> What the task asks: Exactly as they appear, output all of the entries.

>> Begin Working data

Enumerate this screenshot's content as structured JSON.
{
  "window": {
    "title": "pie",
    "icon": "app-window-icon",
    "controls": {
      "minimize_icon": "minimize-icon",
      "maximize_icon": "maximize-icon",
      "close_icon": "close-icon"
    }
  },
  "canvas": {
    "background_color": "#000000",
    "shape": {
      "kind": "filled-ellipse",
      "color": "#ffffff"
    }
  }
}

>> End Working data

> Written reply:
Enumerate this screenshot's content as structured JSON.
{
  "window": {
    "title": "pie",
    "icon": "app-window-icon",
    "controls": {
      "minimize_icon": "minimize-icon",
      "maximize_icon": "maximize-icon",
      "close_icon": "close-icon"
    }
  },
  "canvas": {
    "background_color": "#000000",
    "shape": {
      "kind": "filled-ellipse",
      "color": "#ffffff"
    }
  }
}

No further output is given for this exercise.